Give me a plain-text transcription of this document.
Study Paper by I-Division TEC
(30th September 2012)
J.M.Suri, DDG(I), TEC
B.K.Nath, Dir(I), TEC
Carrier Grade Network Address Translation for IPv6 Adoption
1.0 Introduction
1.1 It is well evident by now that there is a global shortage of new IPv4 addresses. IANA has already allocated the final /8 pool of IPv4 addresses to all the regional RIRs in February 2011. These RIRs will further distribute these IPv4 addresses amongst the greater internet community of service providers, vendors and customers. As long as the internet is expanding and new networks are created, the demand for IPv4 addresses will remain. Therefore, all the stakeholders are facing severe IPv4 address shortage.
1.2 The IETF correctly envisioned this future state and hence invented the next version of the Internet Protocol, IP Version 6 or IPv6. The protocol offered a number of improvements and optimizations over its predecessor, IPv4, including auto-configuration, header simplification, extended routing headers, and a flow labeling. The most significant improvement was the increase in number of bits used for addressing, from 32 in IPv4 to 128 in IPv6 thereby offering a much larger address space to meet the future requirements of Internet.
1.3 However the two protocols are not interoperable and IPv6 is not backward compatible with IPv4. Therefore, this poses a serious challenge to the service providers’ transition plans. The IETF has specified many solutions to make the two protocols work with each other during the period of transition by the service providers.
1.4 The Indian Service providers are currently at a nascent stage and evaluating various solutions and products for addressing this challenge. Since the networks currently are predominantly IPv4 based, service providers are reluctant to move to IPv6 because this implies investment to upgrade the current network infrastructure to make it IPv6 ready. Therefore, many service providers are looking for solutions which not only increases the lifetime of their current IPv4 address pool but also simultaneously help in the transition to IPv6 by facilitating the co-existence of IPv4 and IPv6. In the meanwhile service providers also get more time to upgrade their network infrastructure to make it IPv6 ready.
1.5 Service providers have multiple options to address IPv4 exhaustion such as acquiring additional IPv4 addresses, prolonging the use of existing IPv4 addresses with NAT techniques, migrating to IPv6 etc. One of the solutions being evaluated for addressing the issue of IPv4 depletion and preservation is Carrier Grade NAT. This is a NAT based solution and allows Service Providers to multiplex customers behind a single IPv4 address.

◆ ◆ ◆ ◆ ◆ ◆ ◆

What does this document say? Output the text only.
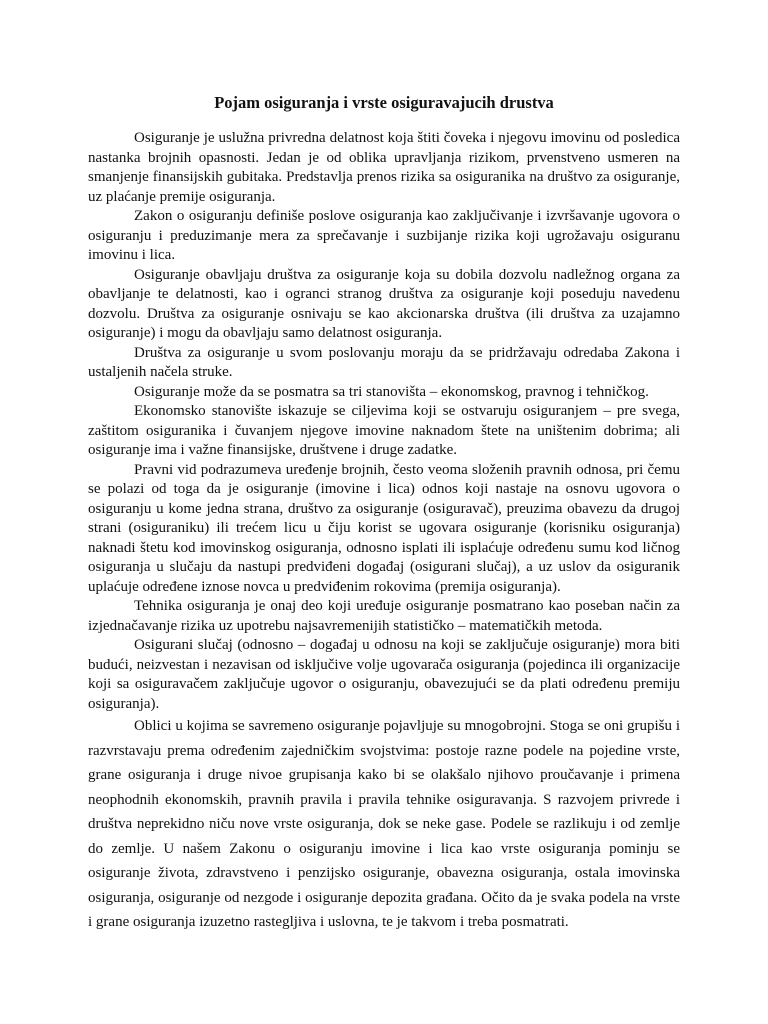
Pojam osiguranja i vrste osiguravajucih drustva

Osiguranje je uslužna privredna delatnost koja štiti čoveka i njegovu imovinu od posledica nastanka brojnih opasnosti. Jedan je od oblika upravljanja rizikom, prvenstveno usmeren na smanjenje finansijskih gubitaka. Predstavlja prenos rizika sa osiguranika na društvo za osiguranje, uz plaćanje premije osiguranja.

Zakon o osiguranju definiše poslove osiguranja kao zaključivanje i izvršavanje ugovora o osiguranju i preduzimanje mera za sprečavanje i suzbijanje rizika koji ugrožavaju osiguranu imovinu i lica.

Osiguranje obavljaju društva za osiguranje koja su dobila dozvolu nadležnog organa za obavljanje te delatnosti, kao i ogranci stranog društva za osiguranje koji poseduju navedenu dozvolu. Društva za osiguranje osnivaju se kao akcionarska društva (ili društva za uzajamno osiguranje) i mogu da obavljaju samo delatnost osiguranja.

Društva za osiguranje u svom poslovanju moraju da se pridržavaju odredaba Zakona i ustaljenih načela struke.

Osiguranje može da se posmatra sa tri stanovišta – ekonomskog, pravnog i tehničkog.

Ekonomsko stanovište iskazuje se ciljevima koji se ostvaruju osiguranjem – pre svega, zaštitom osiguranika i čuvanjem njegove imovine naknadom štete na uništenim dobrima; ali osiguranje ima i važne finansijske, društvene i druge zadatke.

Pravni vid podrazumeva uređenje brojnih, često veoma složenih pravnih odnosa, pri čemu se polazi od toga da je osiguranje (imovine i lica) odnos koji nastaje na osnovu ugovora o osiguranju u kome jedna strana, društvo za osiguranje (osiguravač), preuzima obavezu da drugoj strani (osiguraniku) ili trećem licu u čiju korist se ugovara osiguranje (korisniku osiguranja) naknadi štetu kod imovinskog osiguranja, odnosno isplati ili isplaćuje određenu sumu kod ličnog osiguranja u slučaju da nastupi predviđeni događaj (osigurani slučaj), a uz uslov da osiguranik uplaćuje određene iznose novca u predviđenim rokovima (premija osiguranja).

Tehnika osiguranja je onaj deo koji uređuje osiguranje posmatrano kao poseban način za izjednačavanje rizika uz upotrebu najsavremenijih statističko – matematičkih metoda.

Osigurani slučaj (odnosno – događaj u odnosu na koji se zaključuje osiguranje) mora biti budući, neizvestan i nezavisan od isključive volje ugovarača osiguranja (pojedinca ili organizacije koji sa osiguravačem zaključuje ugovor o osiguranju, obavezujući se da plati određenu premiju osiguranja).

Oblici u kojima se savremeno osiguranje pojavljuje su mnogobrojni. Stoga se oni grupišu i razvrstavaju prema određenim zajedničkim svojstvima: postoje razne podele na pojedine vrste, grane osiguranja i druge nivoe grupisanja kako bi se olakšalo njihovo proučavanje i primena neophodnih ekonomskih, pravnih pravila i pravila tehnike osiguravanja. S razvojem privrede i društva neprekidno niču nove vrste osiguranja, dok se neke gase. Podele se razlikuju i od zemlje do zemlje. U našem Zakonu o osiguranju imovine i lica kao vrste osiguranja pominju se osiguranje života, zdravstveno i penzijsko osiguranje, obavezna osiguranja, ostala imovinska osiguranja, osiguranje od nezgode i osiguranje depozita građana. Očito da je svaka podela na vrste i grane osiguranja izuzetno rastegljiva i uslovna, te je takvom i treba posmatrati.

◆ ◆ ◆ ◆ ◆ ◆ ◆

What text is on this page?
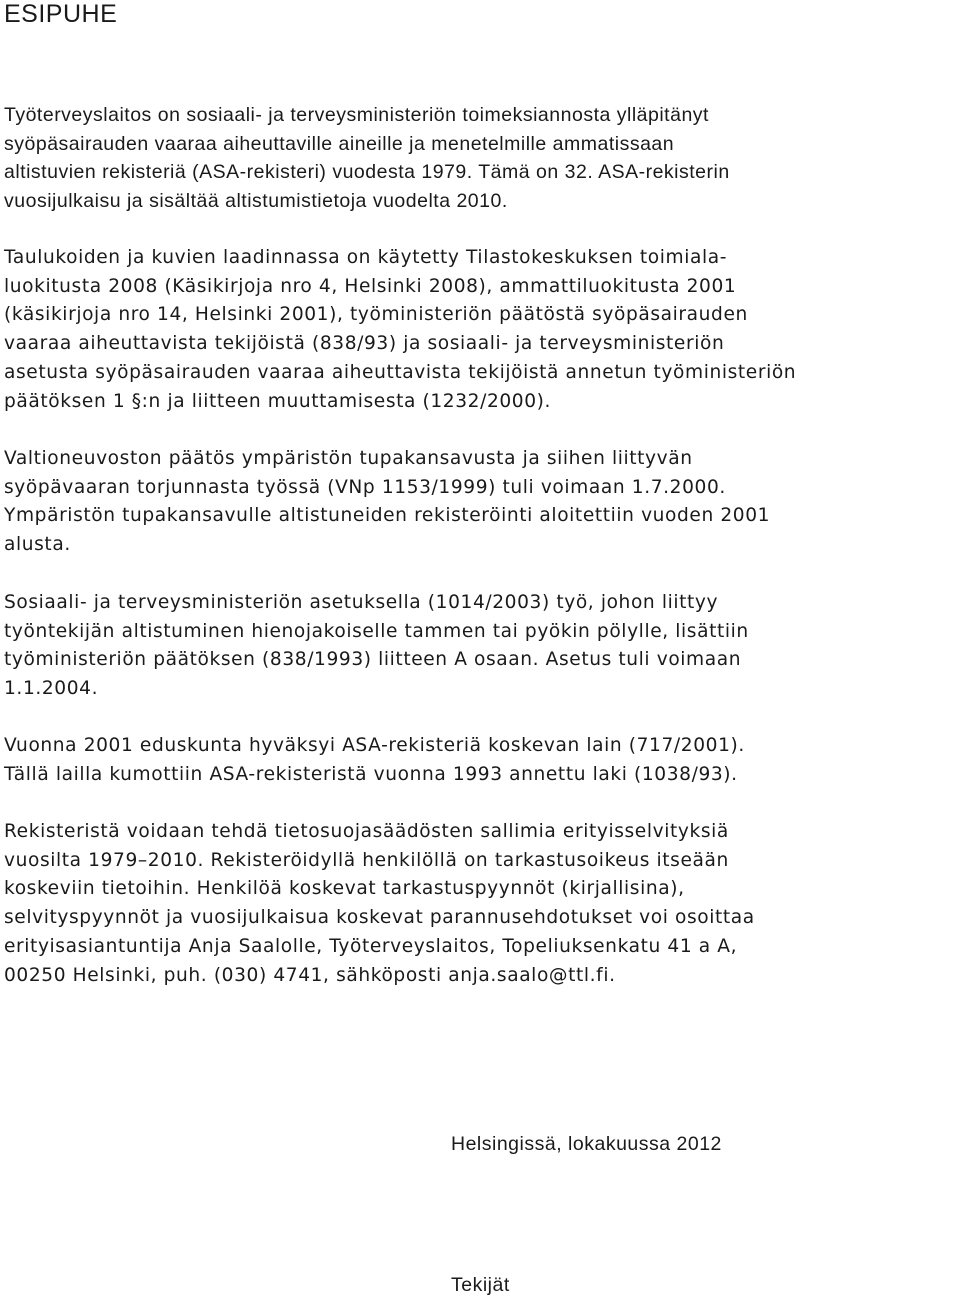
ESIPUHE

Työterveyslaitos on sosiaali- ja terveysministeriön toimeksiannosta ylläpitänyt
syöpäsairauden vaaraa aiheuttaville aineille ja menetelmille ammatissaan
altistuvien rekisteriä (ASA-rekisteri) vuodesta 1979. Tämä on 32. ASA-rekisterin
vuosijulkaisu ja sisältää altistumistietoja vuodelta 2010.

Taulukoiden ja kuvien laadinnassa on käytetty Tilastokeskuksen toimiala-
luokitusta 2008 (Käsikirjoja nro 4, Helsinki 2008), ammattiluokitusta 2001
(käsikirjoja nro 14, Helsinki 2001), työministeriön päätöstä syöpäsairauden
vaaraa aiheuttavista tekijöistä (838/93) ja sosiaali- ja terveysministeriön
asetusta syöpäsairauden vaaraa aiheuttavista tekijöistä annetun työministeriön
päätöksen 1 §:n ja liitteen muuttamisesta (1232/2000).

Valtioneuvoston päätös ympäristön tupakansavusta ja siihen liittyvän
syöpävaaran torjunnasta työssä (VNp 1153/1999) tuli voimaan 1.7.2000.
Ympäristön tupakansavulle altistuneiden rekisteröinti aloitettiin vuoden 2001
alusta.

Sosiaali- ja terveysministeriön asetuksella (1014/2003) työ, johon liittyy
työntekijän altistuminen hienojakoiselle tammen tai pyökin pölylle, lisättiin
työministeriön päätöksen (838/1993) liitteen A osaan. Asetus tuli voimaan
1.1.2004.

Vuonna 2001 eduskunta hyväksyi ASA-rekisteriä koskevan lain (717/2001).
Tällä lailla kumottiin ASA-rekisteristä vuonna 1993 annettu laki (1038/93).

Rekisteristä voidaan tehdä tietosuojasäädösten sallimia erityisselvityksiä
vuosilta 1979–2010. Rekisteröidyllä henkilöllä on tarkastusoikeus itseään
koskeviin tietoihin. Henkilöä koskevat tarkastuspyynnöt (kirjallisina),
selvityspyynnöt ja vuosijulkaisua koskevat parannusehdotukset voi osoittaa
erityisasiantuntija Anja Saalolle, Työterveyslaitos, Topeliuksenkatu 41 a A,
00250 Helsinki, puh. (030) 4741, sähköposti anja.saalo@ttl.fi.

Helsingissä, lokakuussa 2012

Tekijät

◆ ◆ ◆ ◆ ◆ ◆ ◆

### Problem description
Across the entries, how many lines hold the word "odnosno"? Say only the number.

### Output
2